--- start Information supplied ---

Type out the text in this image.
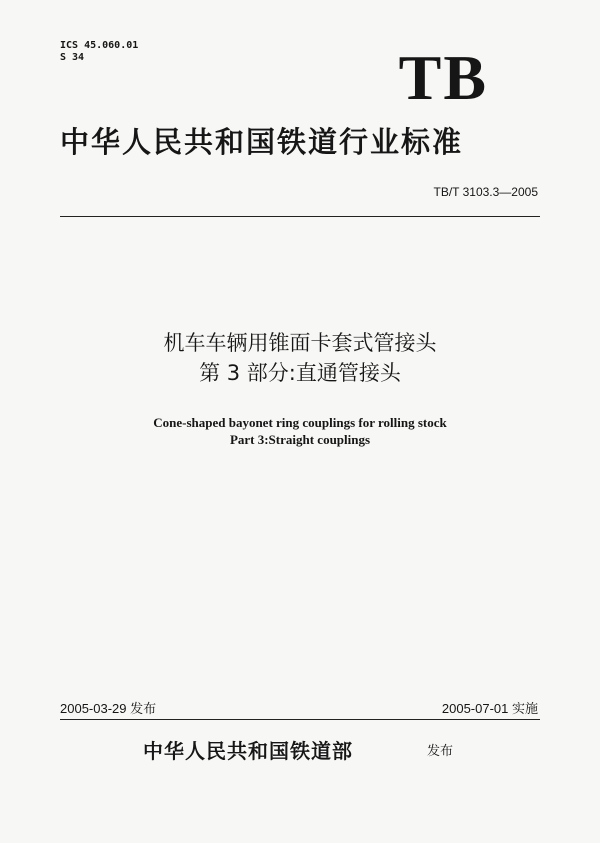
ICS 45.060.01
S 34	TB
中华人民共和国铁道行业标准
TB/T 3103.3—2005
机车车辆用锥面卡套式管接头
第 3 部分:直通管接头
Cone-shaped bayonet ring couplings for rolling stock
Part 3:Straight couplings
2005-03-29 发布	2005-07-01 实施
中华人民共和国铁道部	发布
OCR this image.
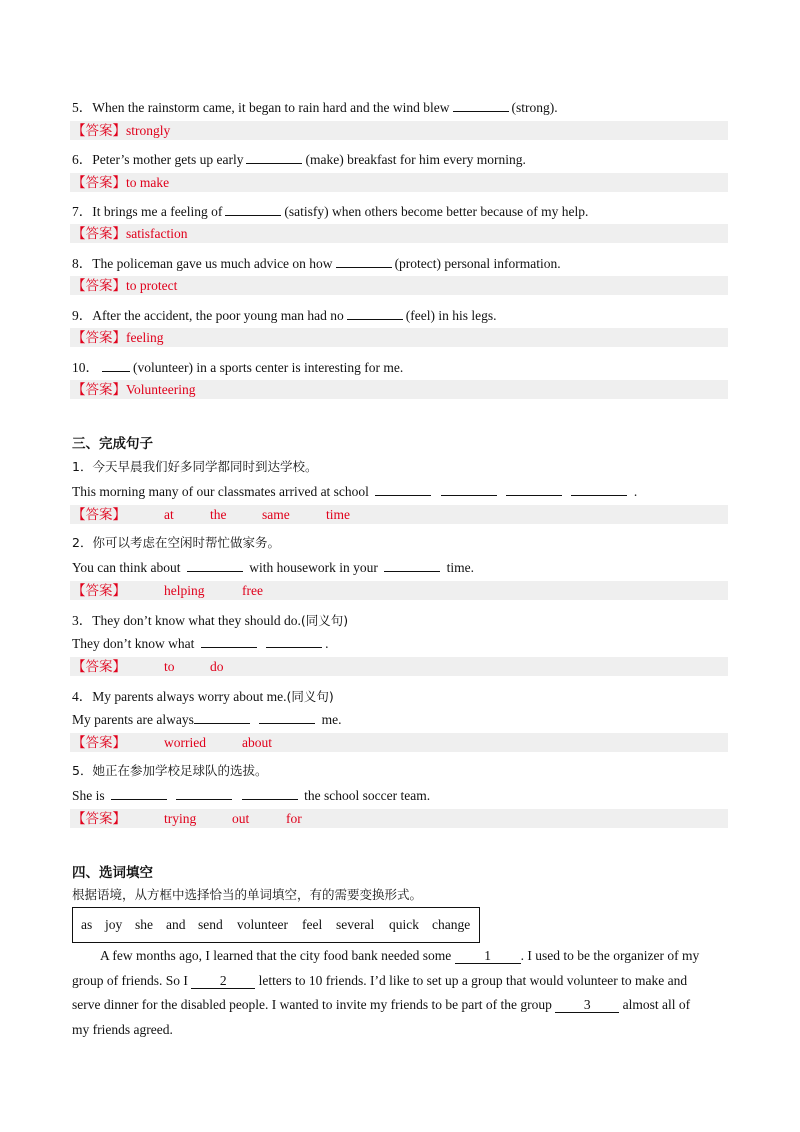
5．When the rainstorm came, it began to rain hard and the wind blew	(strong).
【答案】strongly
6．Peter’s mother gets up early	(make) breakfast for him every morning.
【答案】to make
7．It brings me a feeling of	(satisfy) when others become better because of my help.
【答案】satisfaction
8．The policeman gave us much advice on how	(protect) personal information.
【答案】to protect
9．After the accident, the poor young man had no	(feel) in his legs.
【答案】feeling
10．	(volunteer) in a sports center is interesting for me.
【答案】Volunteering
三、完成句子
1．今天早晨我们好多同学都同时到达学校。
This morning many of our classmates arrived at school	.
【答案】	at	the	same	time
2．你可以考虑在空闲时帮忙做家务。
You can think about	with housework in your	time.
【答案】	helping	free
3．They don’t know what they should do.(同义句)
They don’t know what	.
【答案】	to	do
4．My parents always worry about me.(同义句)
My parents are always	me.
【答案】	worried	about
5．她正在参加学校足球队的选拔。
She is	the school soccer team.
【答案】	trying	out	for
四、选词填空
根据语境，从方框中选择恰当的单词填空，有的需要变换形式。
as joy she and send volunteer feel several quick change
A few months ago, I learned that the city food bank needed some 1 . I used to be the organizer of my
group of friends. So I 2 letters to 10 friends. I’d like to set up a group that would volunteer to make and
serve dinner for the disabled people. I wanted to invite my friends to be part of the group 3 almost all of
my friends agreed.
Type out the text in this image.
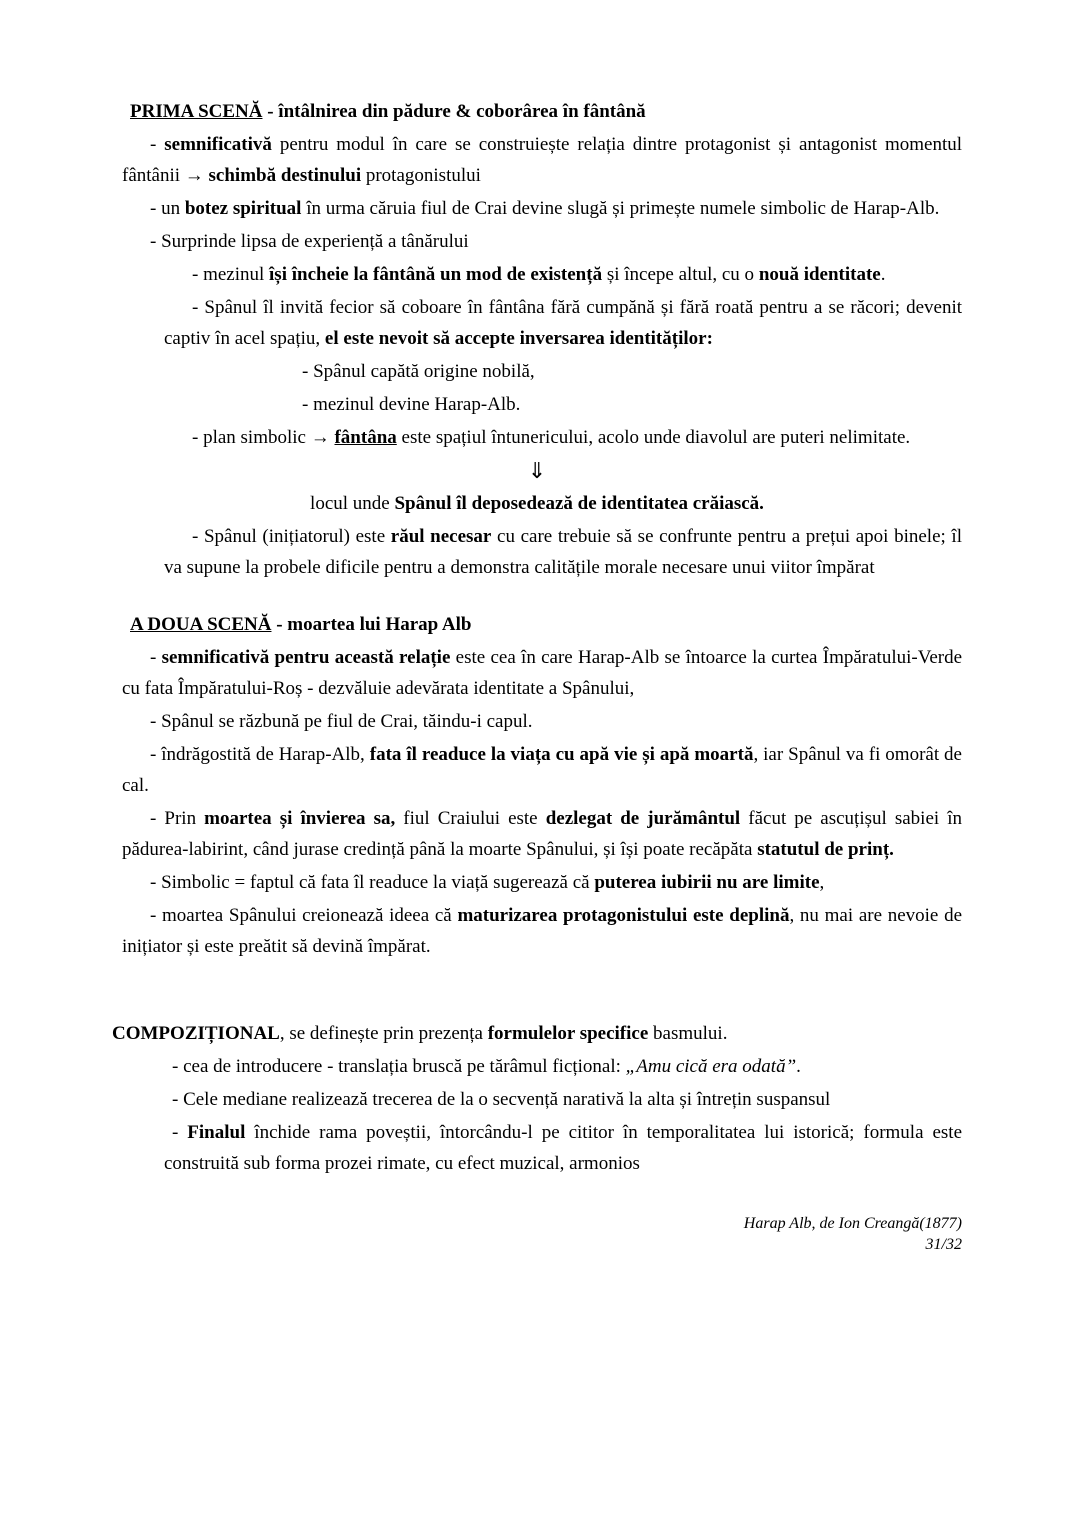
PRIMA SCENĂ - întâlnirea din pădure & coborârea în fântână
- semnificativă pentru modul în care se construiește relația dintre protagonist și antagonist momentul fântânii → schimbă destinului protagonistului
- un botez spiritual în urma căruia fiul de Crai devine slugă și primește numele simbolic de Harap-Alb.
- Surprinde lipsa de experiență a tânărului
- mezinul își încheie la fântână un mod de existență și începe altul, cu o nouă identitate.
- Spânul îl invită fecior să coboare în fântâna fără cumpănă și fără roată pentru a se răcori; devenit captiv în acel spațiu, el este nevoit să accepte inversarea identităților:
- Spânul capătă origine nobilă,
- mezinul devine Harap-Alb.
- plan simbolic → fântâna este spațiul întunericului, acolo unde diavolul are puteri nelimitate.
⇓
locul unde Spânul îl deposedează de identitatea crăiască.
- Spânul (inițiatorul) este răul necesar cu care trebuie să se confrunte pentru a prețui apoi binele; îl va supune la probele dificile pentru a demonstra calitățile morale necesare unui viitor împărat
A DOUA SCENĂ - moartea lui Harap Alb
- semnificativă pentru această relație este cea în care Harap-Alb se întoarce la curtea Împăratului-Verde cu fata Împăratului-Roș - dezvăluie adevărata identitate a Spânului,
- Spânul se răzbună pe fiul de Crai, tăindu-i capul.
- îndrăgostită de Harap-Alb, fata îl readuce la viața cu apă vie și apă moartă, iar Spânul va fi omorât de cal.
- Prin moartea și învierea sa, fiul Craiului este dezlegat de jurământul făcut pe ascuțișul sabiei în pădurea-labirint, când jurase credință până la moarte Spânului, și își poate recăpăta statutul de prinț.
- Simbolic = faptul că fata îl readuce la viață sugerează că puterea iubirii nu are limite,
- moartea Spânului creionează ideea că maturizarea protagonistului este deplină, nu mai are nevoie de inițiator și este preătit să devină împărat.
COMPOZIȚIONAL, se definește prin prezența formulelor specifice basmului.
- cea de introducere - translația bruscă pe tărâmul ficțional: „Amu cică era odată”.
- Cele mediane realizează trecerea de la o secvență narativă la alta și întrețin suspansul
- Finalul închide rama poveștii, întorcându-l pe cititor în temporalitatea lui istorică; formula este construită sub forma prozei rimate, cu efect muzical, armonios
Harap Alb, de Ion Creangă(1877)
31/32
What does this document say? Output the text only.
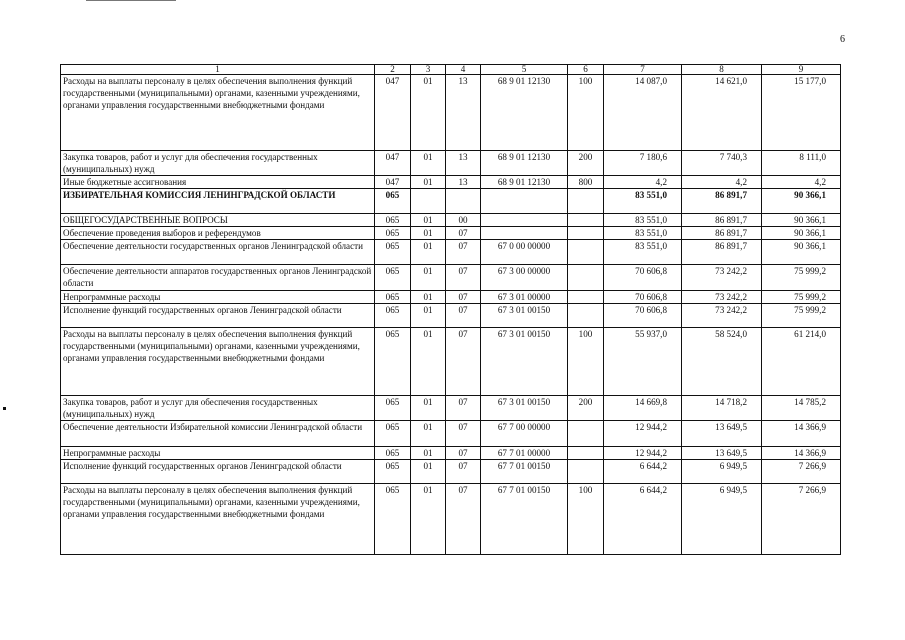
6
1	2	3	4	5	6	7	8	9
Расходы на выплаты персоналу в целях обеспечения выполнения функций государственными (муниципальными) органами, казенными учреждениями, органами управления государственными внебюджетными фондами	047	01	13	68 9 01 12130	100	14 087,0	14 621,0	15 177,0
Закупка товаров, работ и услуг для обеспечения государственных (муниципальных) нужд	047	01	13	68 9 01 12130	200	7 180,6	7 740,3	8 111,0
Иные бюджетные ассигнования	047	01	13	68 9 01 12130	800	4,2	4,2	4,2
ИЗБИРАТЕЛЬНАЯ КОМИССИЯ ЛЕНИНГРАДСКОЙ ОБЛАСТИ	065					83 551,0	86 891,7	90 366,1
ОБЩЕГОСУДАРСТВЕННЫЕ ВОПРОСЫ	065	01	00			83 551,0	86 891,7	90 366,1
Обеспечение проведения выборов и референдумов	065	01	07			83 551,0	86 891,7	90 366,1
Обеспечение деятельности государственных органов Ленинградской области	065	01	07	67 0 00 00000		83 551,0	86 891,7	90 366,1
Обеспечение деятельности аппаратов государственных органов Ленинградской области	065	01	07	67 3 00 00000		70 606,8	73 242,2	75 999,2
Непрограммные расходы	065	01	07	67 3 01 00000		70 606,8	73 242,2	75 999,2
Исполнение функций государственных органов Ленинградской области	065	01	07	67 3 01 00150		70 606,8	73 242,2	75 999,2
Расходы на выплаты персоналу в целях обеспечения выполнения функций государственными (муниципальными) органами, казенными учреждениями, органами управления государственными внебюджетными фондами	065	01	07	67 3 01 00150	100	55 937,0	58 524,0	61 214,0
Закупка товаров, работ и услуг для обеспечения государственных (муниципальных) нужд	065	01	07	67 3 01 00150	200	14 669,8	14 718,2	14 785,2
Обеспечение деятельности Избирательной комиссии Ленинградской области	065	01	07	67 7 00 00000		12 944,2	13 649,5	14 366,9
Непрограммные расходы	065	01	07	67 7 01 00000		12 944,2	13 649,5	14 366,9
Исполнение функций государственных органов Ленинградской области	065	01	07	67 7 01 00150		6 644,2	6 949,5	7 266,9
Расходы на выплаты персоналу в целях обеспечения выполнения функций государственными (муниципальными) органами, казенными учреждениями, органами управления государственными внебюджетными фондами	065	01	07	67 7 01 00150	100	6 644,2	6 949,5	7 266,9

--- end Information supplied ---

*Task requirements*: The pictures should not be reproduced; quote all of the other material exactly.

*Task response*:
Type out the text in this image.
ICS 45.060.01
S 34	TB
中华人民共和国铁道行业标准
TB/T 3103.3—2005
机车车辆用锥面卡套式管接头
第 3 部分:直通管接头
Cone-shaped bayonet ring couplings for rolling stock
Part 3:Straight couplings
2005-03-29 发布	2005-07-01 实施
中华人民共和国铁道部	发布
OCR this image.
5．When the rainstorm came, it began to rain hard and the wind blew	(strong).
【答案】strongly
6．Peter’s mother gets up early	(make) breakfast for him every morning.
【答案】to make
7．It brings me a feeling of	(satisfy) when others become better because of my help.
【答案】satisfaction
8．The policeman gave us much advice on how	(protect) personal information.
【答案】to protect
9．After the accident, the poor young man had no	(feel) in his legs.
【答案】feeling
10．	(volunteer) in a sports center is interesting for me.
【答案】Volunteering
三、完成句子
1．今天早晨我们好多同学都同时到达学校。
This morning many of our classmates arrived at school	.
【答案】	at	the	same	time
2．你可以考虑在空闲时帮忙做家务。
You can think about	with housework in your	time.
【答案】	helping	free
3．They don’t know what they should do.(同义句)
They don’t know what	.
【答案】	to	do
4．My parents always worry about me.(同义句)
My parents are always	me.
【答案】	worried	about
5．她正在参加学校足球队的选拔。
She is	the school soccer team.
【答案】	trying	out	for
四、选词填空
根据语境，从方框中选择恰当的单词填空，有的需要变换形式。
as joy she and send volunteer feel several quick change
A few months ago, I learned that the city food bank needed some 1 . I used to be the organizer of my
group of friends. So I 2 letters to 10 friends. I’d like to set up a group that would volunteer to make and
serve dinner for the disabled people. I wanted to invite my friends to be part of the group 3 almost all of
my friends agreed.
Type out the text in this image.
PRIMA SCENĂ - întâlnirea din pădure & coborârea în fântână
- semnificativă pentru modul în care se construiește relația dintre protagonist și antagonist momentul fântânii → schimbă destinului protagonistului
- un botez spiritual în urma căruia fiul de Crai devine slugă și primește numele simbolic de Harap-Alb.
- Surprinde lipsa de experiență a tânărului
- mezinul își încheie la fântână un mod de existență și începe altul, cu o nouă identitate.
- Spânul îl invită fecior să coboare în fântâna fără cumpănă și fără roată pentru a se răcori; devenit captiv în acel spațiu, el este nevoit să accepte inversarea identităților:
- Spânul capătă origine nobilă,
- mezinul devine Harap-Alb.
- plan simbolic → fântâna este spațiul întunericului, acolo unde diavolul are puteri nelimitate.
⇓
locul unde Spânul îl deposedează de identitatea crăiască.
- Spânul (inițiatorul) este răul necesar cu care trebuie să se confrunte pentru a prețui apoi binele; îl va supune la probele dificile pentru a demonstra calitățile morale necesare unui viitor împărat
A DOUA SCENĂ - moartea lui Harap Alb
- semnificativă pentru această relație este cea în care Harap-Alb se întoarce la curtea Împăratului-Verde cu fata Împăratului-Roș - dezvăluie adevărata identitate a Spânului,
- Spânul se răzbună pe fiul de Crai, tăindu-i capul.
- îndrăgostită de Harap-Alb, fata îl readuce la viața cu apă vie și apă moartă, iar Spânul va fi omorât de cal.
- Prin moartea și învierea sa, fiul Craiului este dezlegat de jurământul făcut pe ascuțișul sabiei în pădurea-labirint, când jurase credință până la moarte Spânului, și își poate recăpăta statutul de prinț.
- Simbolic = faptul că fata îl readuce la viață sugerează că puterea iubirii nu are limite,
- moartea Spânului creionează ideea că maturizarea protagonistului este deplină, nu mai are nevoie de inițiator și este preătit să devină împărat.
COMPOZIȚIONAL, se definește prin prezența formulelor specifice basmului.
- cea de introducere - translația bruscă pe tărâmul ficțional: „Amu cică era odată”.
- Cele mediane realizează trecerea de la o secvență narativă la alta și întrețin suspansul
- Finalul închide rama poveștii, întorcându-l pe cititor în temporalitatea lui istorică; formula este construită sub forma prozei rimate, cu efect muzical, armonios
Harap Alb, de Ion Creangă(1877)
31/32
What does this document say? Output the text only.
6
1	2	3	4	5	6	7	8	9
Расходы на выплаты персоналу в целях обеспечения выполнения функций государственными (муниципальными) органами, казенными учреждениями, органами управления государственными внебюджетными фондами	047	01	13	68 9 01 12130	100	14 087,0	14 621,0	15 177,0
Закупка товаров, работ и услуг для обеспечения государственных (муниципальных) нужд	047	01	13	68 9 01 12130	200	7 180,6	7 740,3	8 111,0
Иные бюджетные ассигнования	047	01	13	68 9 01 12130	800	4,2	4,2	4,2
ИЗБИРАТЕЛЬНАЯ КОМИССИЯ ЛЕНИНГРАДСКОЙ ОБЛАСТИ	065					83 551,0	86 891,7	90 366,1
ОБЩЕГОСУДАРСТВЕННЫЕ ВОПРОСЫ	065	01	00			83 551,0	86 891,7	90 366,1
Обеспечение проведения выборов и референдумов	065	01	07			83 551,0	86 891,7	90 366,1
Обеспечение деятельности государственных органов Ленинградской области	065	01	07	67 0 00 00000		83 551,0	86 891,7	90 366,1
Обеспечение деятельности аппаратов государственных органов Ленинградской области	065	01	07	67 3 00 00000		70 606,8	73 242,2	75 999,2
Непрограммные расходы	065	01	07	67 3 01 00000		70 606,8	73 242,2	75 999,2
Исполнение функций государственных органов Ленинградской области	065	01	07	67 3 01 00150		70 606,8	73 242,2	75 999,2
Расходы на выплаты персоналу в целях обеспечения выполнения функций государственными (муниципальными) органами, казенными учреждениями, органами управления государственными внебюджетными фондами	065	01	07	67 3 01 00150	100	55 937,0	58 524,0	61 214,0
Закупка товаров, работ и услуг для обеспечения государственных (муниципальных) нужд	065	01	07	67 3 01 00150	200	14 669,8	14 718,2	14 785,2
Обеспечение деятельности Избирательной комиссии Ленинградской области	065	01	07	67 7 00 00000		12 944,2	13 649,5	14 366,9
Непрограммные расходы	065	01	07	67 7 01 00000		12 944,2	13 649,5	14 366,9
Исполнение функций государственных органов Ленинградской области	065	01	07	67 7 01 00150		6 644,2	6 949,5	7 266,9
Расходы на выплаты персоналу в целях обеспечения выполнения функций государственными (муниципальными) органами, казенными учреждениями, органами управления государственными внебюджетными фондами	065	01	07	67 7 01 00150	100	6 644,2	6 949,5	7 266,9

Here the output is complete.